_Dataset records:_
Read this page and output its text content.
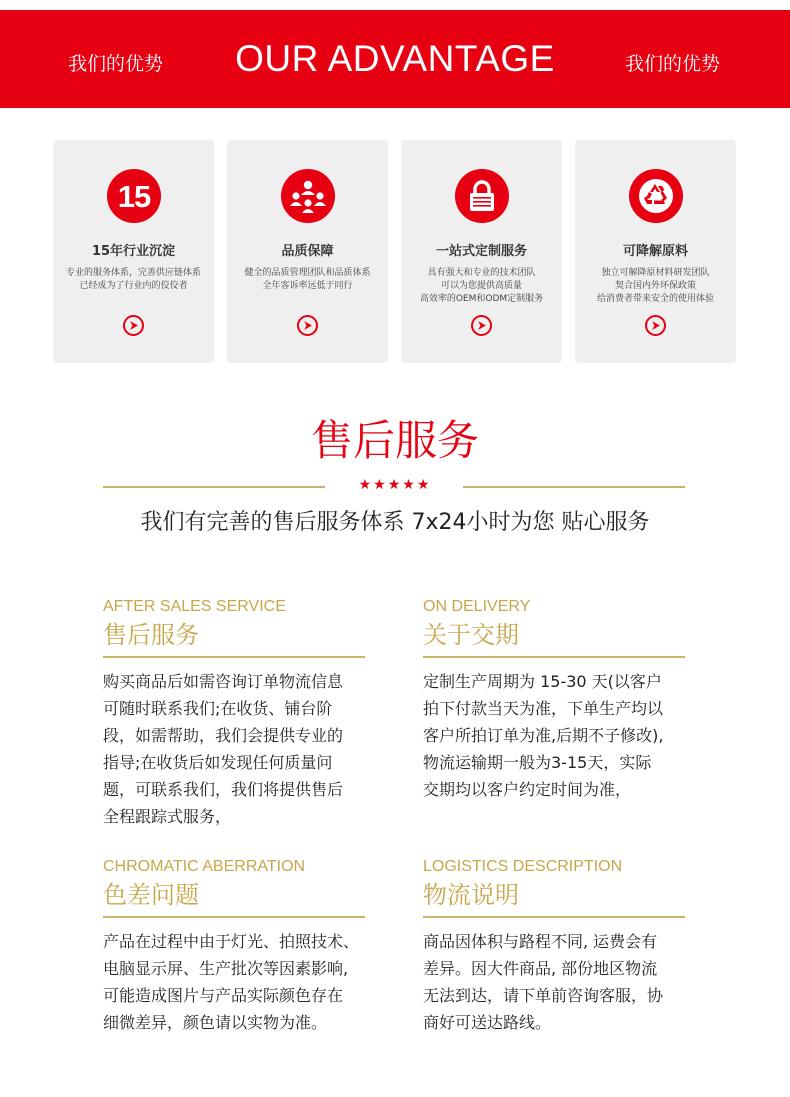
我们的优势	OUR ADVANTAGE	我们的优势
15
15年行业沉淀
专业的服务体系，完善供应链体系
已经成为了行业内的佼佼者
品质保障
健全的品质管理团队和品质体系
全年客诉率远低于同行
一站式定制服务
具有强大和专业的技术团队
可以为您提供高质量
高效率的OEM和ODM定制服务
可降解原料
独立可解降原材料研发团队
契合国内外环保政策
给消费者带来安全的使用体验
售后服务
★★★★★
我们有完善的售后服务体系 7x24小时为您 贴心服务
AFTER SALES SERVICE
售后服务
购买商品后如需咨询订单物流信息
可随时联系我们;在收货、铺台阶
段，如需帮助，我们会提供专业的
指导;在收货后如发现任何质量问
题，可联系我们，我们将提供售后
全程跟踪式服务，
ON DELIVERY
关于交期
定制生产周期为 15-30 天(以客户
拍下付款当天为准，下单生产均以
客户所拍订单为准,后期不子修改),
物流运输期一般为3-15天，实际
交期均以客户约定时间为准，
CHROMATIC ABERRATION
色差问题
产品在过程中由于灯光、拍照技术、
电脑显示屏、生产批次等因素影响,
可能造成图片与产品实际颜色存在
细微差异，颜色请以实物为准。
LOGISTICS DESCRIPTION
物流说明
商品因体积与路程不同, 运费会有
差异。因大件商品, 部份地区物流
无法到达，请下单前咨询客服，协
商好可送达路线。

_Task objective:_ Return every line of the records exactly as given, pictures excluded.

_Full solution:_
Read this page and output its text content.
我们的优势	OUR ADVANTAGE	我们的优势
15
15年行业沉淀
专业的服务体系，完善供应链体系
已经成为了行业内的佼佼者
品质保障
健全的品质管理团队和品质体系
全年客诉率远低于同行
一站式定制服务
具有强大和专业的技术团队
可以为您提供高质量
高效率的OEM和ODM定制服务
可降解原料
独立可解降原材料研发团队
契合国内外环保政策
给消费者带来安全的使用体验
售后服务
★★★★★
我们有完善的售后服务体系 7x24小时为您 贴心服务
AFTER SALES SERVICE
售后服务
购买商品后如需咨询订单物流信息
可随时联系我们;在收货、铺台阶
段，如需帮助，我们会提供专业的
指导;在收货后如发现任何质量问
题，可联系我们，我们将提供售后
全程跟踪式服务，
ON DELIVERY
关于交期
定制生产周期为 15-30 天(以客户
拍下付款当天为准，下单生产均以
客户所拍订单为准,后期不子修改),
物流运输期一般为3-15天，实际
交期均以客户约定时间为准，
CHROMATIC ABERRATION
色差问题
产品在过程中由于灯光、拍照技术、
电脑显示屏、生产批次等因素影响,
可能造成图片与产品实际颜色存在
细微差异，颜色请以实物为准。
LOGISTICS DESCRIPTION
物流说明
商品因体积与路程不同, 运费会有
差异。因大件商品, 部份地区物流
无法到达，请下单前咨询客服，协
商好可送达路线。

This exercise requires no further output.